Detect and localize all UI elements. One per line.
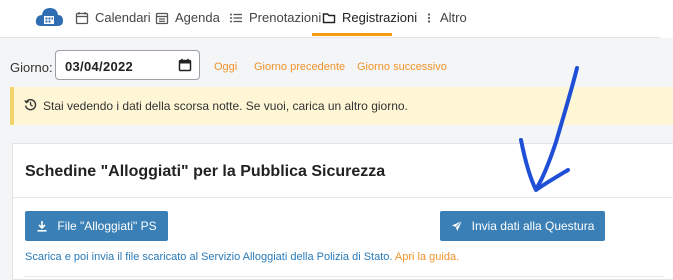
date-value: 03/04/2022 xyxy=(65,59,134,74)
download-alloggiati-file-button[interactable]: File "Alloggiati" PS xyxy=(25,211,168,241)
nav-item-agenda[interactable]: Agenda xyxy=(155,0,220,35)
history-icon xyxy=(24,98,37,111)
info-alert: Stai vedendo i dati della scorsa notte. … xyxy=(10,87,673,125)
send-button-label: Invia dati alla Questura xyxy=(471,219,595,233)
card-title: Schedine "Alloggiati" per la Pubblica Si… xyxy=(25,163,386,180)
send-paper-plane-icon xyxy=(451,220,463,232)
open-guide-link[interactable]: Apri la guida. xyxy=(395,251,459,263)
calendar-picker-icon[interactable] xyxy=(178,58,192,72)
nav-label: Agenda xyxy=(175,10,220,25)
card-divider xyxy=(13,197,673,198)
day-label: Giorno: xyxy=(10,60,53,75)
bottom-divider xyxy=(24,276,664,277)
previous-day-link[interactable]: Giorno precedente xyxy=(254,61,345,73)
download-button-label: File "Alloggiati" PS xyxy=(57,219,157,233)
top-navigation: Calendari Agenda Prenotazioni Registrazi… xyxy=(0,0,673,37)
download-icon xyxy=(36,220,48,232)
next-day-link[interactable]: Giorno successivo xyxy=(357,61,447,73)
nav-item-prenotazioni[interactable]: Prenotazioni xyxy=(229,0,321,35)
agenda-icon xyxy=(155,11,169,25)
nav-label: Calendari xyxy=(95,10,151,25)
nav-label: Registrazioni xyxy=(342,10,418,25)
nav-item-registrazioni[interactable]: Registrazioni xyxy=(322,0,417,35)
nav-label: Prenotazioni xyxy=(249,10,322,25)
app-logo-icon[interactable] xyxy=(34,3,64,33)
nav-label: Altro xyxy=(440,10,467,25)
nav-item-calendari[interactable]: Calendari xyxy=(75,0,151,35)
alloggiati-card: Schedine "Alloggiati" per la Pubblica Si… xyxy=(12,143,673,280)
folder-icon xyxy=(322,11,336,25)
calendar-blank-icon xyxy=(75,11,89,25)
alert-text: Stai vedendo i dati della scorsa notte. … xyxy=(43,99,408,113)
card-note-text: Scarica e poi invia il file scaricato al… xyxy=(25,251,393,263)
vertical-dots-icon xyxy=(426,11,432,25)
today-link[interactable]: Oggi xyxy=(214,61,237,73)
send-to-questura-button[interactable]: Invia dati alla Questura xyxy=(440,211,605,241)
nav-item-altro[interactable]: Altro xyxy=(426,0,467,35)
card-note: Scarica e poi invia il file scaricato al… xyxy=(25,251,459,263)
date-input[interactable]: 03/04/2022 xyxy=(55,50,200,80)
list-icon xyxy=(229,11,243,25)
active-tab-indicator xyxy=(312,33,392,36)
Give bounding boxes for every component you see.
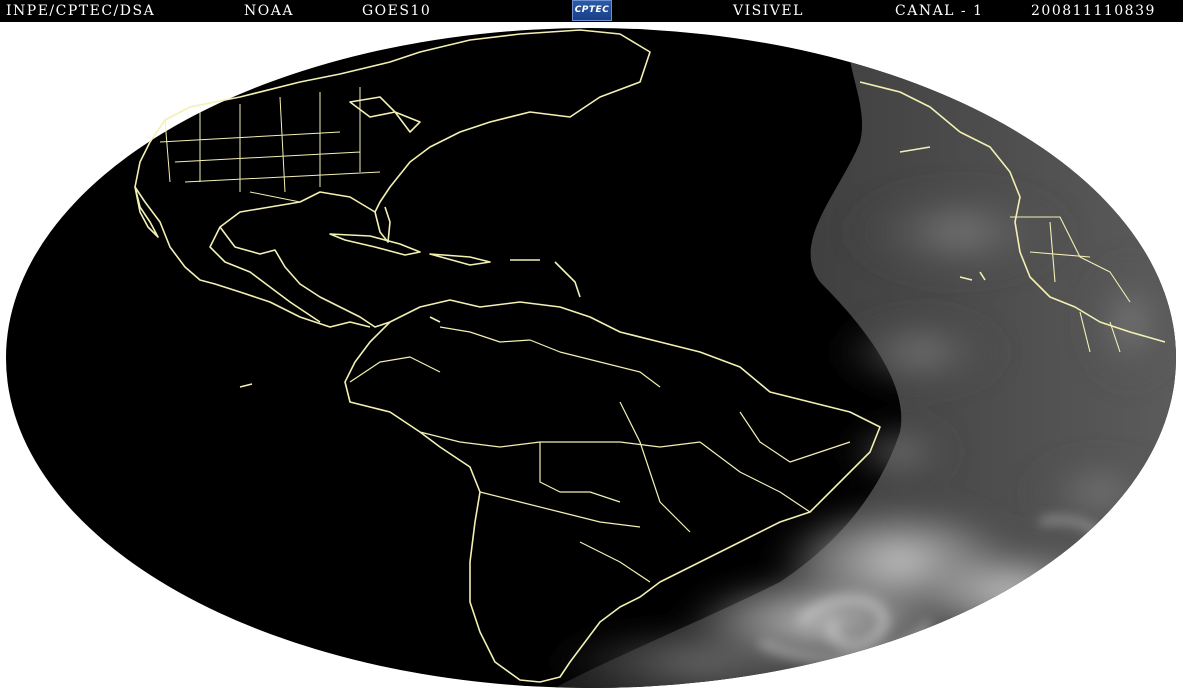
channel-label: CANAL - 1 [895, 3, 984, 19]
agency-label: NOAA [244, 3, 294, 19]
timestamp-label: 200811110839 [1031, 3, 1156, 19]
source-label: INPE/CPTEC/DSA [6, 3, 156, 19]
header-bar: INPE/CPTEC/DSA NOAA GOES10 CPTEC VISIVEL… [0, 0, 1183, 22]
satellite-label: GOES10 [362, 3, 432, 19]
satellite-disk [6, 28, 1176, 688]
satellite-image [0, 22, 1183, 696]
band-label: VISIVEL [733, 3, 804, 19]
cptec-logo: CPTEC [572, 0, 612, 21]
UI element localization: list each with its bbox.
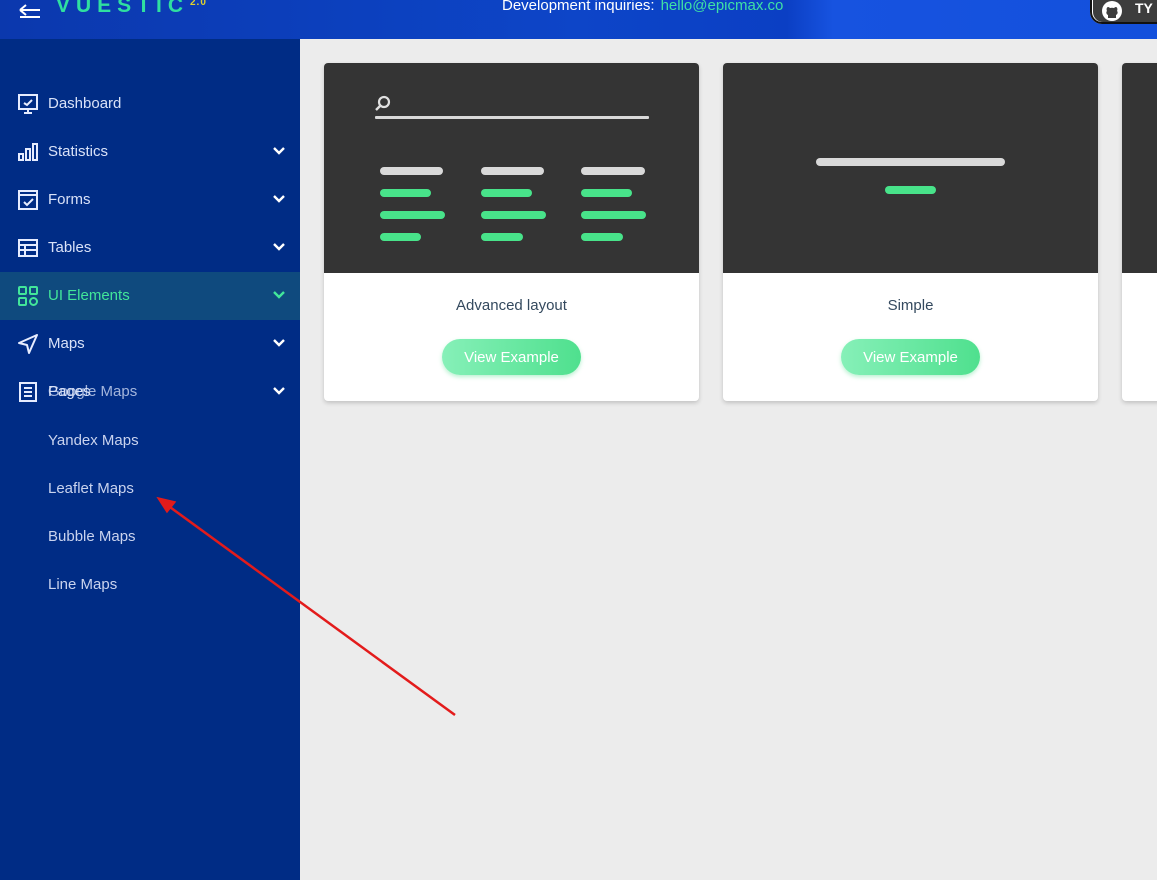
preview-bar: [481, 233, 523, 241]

### [Exercise prompt]
Update all the entries above by changing every "nav-label" to "nav-text" and keeping everything else identical. Leave the pictures out of your output.

### [Solution to this exercise]
Detect and localize all UI elements. One per line.
date-value: 03/04/2022 xyxy=(65,59,134,74)
download-alloggiati-file-button[interactable]: File "Alloggiati" PS xyxy=(25,211,168,241)
nav-item-agenda[interactable]: Agenda xyxy=(155,0,220,35)
history-icon xyxy=(24,98,37,111)
info-alert: Stai vedendo i dati della scorsa notte. … xyxy=(10,87,673,125)
send-button-label: Invia dati alla Questura xyxy=(471,219,595,233)
card-title: Schedine "Alloggiati" per la Pubblica Si… xyxy=(25,163,386,180)
send-paper-plane-icon xyxy=(451,220,463,232)
open-guide-link[interactable]: Apri la guida. xyxy=(395,251,459,263)
calendar-picker-icon[interactable] xyxy=(178,58,192,72)
nav-text: Agenda xyxy=(175,10,220,25)
card-divider xyxy=(13,197,673,198)
day-label: Giorno: xyxy=(10,60,53,75)
bottom-divider xyxy=(24,276,664,277)
previous-day-link[interactable]: Giorno precedente xyxy=(254,61,345,73)
download-button-label: File "Alloggiati" PS xyxy=(57,219,157,233)
top-navigation: Calendari Agenda Prenotazioni Registrazi… xyxy=(0,0,673,37)
download-icon xyxy=(36,220,48,232)
next-day-link[interactable]: Giorno successivo xyxy=(357,61,447,73)
nav-item-prenotazioni[interactable]: Prenotazioni xyxy=(229,0,321,35)
agenda-icon xyxy=(155,11,169,25)
nav-text: Calendari xyxy=(95,10,151,25)
nav-text: Registrazioni xyxy=(342,10,418,25)
nav-item-registrazioni[interactable]: Registrazioni xyxy=(322,0,417,35)
nav-text: Prenotazioni xyxy=(249,10,322,25)
app-logo-icon[interactable] xyxy=(34,3,64,33)
nav-text: Altro xyxy=(440,10,467,25)
nav-item-calendari[interactable]: Calendari xyxy=(75,0,151,35)
alloggiati-card: Schedine "Alloggiati" per la Pubblica Si… xyxy=(12,143,673,280)
folder-icon xyxy=(322,11,336,25)
calendar-blank-icon xyxy=(75,11,89,25)
alert-text: Stai vedendo i dati della scorsa notte. … xyxy=(43,99,408,113)
card-note-text: Scarica e poi invia il file scaricato al… xyxy=(25,251,393,263)
vertical-dots-icon xyxy=(426,11,432,25)
today-link[interactable]: Oggi xyxy=(214,61,237,73)
send-to-questura-button[interactable]: Invia dati alla Questura xyxy=(440,211,605,241)
nav-item-altro[interactable]: Altro xyxy=(426,0,467,35)
card-note: Scarica e poi invia il file scaricato al… xyxy=(25,251,459,263)
date-input[interactable]: 03/04/2022 xyxy=(55,50,200,80)
list-icon xyxy=(229,11,243,25)
active-tab-indicator xyxy=(312,33,392,36)
Give bounding boxes for every component you see.
channel-label: CANAL - 1 [895, 3, 984, 19]
agency-label: NOAA [244, 3, 294, 19]
timestamp-label: 200811110839 [1031, 3, 1156, 19]
source-label: INPE/CPTEC/DSA [6, 3, 156, 19]
header-bar: INPE/CPTEC/DSA NOAA GOES10 CPTEC VISIVEL… [0, 0, 1183, 22]
satellite-label: GOES10 [362, 3, 432, 19]
satellite-disk [6, 28, 1176, 688]
satellite-image [0, 22, 1183, 696]
band-label: VISIVEL [733, 3, 804, 19]
cptec-logo: CPTEC [572, 0, 612, 21]
UI element localization: list each with its bbox.
preview-bar: [481, 233, 523, 241]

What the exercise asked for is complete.